* [YOUR OBJECTIVE]: Copy all lines below containing "image".

======== STORED ROWS

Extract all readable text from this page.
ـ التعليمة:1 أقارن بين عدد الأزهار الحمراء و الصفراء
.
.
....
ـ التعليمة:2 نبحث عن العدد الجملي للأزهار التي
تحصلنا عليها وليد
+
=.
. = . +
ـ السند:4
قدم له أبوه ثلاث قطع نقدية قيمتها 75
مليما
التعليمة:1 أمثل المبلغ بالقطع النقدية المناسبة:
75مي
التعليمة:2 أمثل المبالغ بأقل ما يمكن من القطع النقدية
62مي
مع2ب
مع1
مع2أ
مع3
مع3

================
======== STORED ROWS

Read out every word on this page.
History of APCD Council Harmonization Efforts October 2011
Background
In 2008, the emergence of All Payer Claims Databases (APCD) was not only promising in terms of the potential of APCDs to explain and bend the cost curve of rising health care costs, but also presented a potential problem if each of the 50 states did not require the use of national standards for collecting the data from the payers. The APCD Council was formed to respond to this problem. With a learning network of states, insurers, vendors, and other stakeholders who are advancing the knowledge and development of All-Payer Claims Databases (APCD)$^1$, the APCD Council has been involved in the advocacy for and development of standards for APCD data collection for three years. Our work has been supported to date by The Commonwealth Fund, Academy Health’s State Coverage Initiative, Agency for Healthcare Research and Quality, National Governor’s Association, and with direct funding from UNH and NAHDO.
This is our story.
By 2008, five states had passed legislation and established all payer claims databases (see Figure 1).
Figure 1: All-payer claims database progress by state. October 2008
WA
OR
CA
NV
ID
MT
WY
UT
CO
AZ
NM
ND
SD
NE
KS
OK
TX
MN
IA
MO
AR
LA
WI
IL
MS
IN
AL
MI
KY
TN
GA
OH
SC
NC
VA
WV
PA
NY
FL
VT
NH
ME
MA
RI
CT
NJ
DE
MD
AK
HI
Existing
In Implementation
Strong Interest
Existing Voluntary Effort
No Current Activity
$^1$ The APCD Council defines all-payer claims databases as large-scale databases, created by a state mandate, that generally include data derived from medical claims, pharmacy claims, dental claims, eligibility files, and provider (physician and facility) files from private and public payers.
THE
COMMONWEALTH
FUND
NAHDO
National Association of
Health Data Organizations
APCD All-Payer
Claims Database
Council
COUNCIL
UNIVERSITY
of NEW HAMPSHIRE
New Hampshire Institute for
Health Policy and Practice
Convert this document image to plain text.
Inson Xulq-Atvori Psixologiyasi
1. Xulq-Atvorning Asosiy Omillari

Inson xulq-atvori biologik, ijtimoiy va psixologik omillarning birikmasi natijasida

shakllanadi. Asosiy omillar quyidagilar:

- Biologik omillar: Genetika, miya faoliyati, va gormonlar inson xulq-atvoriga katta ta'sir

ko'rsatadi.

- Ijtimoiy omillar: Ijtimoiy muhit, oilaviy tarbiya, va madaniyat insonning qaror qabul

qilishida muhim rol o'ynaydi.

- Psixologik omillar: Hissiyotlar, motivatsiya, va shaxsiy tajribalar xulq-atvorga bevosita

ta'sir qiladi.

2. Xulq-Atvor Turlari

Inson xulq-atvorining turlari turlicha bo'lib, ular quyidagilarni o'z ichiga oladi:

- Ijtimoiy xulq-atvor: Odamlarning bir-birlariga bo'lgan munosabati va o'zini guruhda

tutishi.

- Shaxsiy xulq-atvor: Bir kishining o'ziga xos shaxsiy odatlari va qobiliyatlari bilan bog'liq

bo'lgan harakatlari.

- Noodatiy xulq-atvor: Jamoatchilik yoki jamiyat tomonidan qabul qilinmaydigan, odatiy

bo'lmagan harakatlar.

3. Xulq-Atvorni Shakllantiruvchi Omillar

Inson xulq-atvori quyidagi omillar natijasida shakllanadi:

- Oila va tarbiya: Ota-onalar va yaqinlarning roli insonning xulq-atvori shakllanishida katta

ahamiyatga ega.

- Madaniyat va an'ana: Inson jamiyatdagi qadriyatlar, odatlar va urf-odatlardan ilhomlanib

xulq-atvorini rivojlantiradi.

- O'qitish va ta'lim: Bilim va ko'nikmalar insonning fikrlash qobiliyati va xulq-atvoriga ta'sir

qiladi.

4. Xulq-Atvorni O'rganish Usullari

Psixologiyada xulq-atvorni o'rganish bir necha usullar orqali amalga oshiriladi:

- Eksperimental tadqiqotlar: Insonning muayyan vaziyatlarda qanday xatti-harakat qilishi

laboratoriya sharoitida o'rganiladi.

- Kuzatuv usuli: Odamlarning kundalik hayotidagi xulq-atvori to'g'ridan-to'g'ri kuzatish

================
======== STORED ROWS

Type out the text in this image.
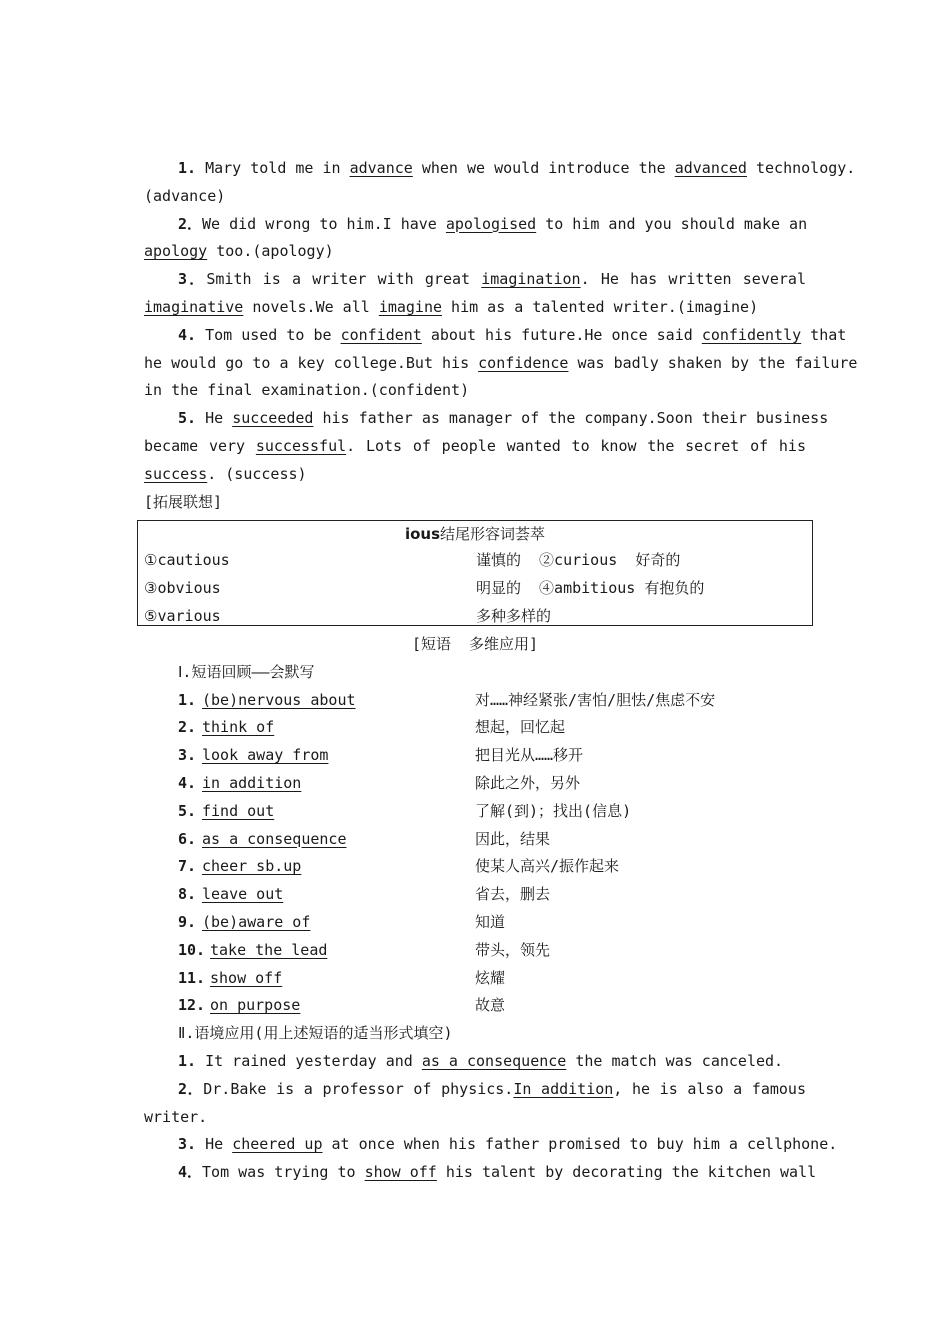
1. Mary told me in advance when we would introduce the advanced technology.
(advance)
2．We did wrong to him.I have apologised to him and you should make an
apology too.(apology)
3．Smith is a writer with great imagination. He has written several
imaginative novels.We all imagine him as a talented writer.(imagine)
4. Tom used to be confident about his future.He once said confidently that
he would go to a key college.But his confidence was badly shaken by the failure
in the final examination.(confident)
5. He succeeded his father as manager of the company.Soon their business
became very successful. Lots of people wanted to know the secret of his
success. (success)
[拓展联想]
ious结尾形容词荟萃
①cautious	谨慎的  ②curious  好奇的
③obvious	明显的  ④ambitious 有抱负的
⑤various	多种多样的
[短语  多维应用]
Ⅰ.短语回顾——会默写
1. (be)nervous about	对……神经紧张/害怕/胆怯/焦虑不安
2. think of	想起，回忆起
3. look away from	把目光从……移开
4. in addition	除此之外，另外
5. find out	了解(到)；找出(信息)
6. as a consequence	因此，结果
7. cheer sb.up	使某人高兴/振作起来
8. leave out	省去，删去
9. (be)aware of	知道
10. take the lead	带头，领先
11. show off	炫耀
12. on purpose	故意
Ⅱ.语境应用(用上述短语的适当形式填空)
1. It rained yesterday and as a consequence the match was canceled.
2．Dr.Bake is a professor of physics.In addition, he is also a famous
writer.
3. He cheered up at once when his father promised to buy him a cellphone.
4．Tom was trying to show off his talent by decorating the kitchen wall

================

* [EXERCISE SOLUTION]:
Convert this document image to plain text.
Type out the text in this image.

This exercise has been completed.